(TRABAJO POR HACER)
[a] Actualiza el texto sobre los tarahumaras: vuelve a escribirlo entre "Este bello mito" y "en su juventud.", ambos incluidos, cambiando "Rarámuri" por "tarahumaras".
[b] Prolonga el texto sobre los tarahumaras a partir de su última frase.
----- FRAGMENTO DEL DOCUMENTO
El semi-desierto donde crecí nunca le faltó nada, solo, como él sólo, trepó enredándose a las noches estrelladas de mi infancia, fue entonces cuando escuché las carcajadas de los viejos tarahumaras al contar el origen y el presente desde sus leyendas y mitos, aún prendidos a su memoria colectiva:
“En el principio, el Sol y la Luna vivían solos y eran dos niños vestidos de hojas de palma que habitaban en una cabaña techada de lo mismo. No tenían vacas ni ovejas; ambos eran oscuros y el lucero de la mañana era el único que esparcía alguna luz sobre la tierra. La Luna comía piojos de la cabeza del Sol, y la Estrella de la Mañana vigilaba durante la noche. Había entonces seiscientos tarahumaras que no hallaban qué hacer debido a la oscuridad, pues no podían trabajar. Tenían que cogerse unos con otros de las manos para andar y a cada paso tropezaban; pero curaron al Sol y a la Luna tocándoles el pecho con crucecitas mojadas de tesgüino, y uno y otra comenzaron a brillar y a dar luz.” (Mito recopilado por Carl Lumholtz).
Este bello mito de las gentes que habitan el territorio por donde mi cuerpo nació, me recuerda muchas imágenes de mi niñez, pues varias veces a la semana los Rarámuri pasaban por nuestro barrio, ataviados con su taparrabo de manta y sus bellos cotones blancos, piernas morenas fuertes, altos de estatura; gente digna y energética. Siempre sojuzgada en la estupidez racista de los “blancos” mestizos.
A mi me asaltaba desde antes la imagen de algo que me pertenece y que ya perdido, no sabía donde encontrar esa niñez antes de morir en su juventud.
----------
----- DATOS EXTRAÍDOS
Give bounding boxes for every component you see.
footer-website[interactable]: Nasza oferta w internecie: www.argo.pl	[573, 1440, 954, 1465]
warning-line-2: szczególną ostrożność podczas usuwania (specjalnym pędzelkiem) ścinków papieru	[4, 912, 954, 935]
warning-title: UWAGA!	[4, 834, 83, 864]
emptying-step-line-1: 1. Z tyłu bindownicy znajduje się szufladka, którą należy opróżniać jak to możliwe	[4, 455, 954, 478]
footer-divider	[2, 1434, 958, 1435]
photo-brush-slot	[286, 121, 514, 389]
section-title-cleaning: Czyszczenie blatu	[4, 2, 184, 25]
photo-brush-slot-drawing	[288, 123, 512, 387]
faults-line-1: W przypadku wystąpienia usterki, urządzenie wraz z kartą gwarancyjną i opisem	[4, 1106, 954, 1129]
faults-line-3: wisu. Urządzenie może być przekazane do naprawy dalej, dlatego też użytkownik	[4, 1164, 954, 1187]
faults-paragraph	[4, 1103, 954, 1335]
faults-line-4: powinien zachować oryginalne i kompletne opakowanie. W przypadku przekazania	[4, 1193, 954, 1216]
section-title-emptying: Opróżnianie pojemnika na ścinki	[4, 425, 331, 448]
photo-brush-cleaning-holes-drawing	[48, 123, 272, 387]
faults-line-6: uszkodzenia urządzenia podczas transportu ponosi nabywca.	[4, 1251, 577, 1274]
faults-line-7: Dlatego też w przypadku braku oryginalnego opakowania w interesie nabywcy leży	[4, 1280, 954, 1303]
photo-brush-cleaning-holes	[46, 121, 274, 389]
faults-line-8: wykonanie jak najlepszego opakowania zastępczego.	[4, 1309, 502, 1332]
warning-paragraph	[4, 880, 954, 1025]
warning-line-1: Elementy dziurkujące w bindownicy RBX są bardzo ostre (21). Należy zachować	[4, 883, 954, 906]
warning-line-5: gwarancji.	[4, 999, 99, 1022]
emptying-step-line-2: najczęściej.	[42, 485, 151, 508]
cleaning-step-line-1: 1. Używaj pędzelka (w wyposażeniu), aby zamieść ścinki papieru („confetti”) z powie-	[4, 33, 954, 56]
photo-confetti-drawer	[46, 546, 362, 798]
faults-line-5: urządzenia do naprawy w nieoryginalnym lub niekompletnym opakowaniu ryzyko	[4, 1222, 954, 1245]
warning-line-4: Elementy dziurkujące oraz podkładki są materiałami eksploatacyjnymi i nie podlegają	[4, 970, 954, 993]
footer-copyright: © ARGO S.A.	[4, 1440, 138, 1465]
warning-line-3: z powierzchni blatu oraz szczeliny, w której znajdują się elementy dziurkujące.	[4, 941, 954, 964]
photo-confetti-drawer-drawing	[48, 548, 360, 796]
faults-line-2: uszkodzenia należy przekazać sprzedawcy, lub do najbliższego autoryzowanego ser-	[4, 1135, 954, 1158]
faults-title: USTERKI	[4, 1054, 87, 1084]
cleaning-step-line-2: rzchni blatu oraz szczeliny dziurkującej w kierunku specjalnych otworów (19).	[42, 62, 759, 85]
----------
(RESPUESTAS POR TAREA)
[a]
Este bello mito de las gentes que habitan el territorio por donde mi cuerpo nació, me recuerda muchas imágenes de mi niñez, pues varias veces a la semana los tarahumaras pasaban por nuestro barrio, ataviados con su taparrabo de manta y sus bellos cotones blancos, piernas morenas fuertes, altos de estatura; gente digna y energética. Siempre sojuzgada en la estupidez racista de los “blancos” mestizos.
A mi me asaltaba desde antes la imagen de algo que me pertenece y que ya perdido, no sabía donde encontrar esa niñez antes de morir en su juventud.

[b]
A la vez éste personaje que soy yo es otro que ya no existe. Sabía soñar en medio de tantos azares y luego de noche, cuando me veo rodeado de fantasmas entono cantos antiguos, llegan en vasos comunicantes sembrados por mis ancestros. Soy un simple imitador de todo lo no escrito en otros tiempos. Tal vez por esto pienso que todos nuestros muertos continúan su escritura en nuestra memoria y no en el olvido de sus recuerdos. Una buena pregunta. ¿Cuándo los inventas y no los conoces? O los conoces y ¿no los inventas?
Los Muertos Nacen. Los Muertos no Mueren
F. Pessoa
Son fantasmas que recorren los pasillos de mi imaginario, porque en el inicio del camino siempre habrá una huella a seguir. Los Rarámuri consideran al cuerpo como una casa para las almas, pueden entrar y salir de forma temporal, y más; cuando corren, afirman ser gente que atraviesan todas las dimensiones del tiempo.
Ellos corren, a veces, para encontrar las partes del cuerpo que ha dejado esparcidas por su camino otro Rarámuri. Entonces buscan sus palabras en el viento de la montaña y la voz de su sabiduría, en las agujas de los pinos y los abetos de la sierra Tarahumara. El paisaje forma parte del silencio interior en sus oraciones, invoca las almas que se abrigan del frío invierno entre las hendiduras de sus gigantescas rocas y en la memoria de sus ríos.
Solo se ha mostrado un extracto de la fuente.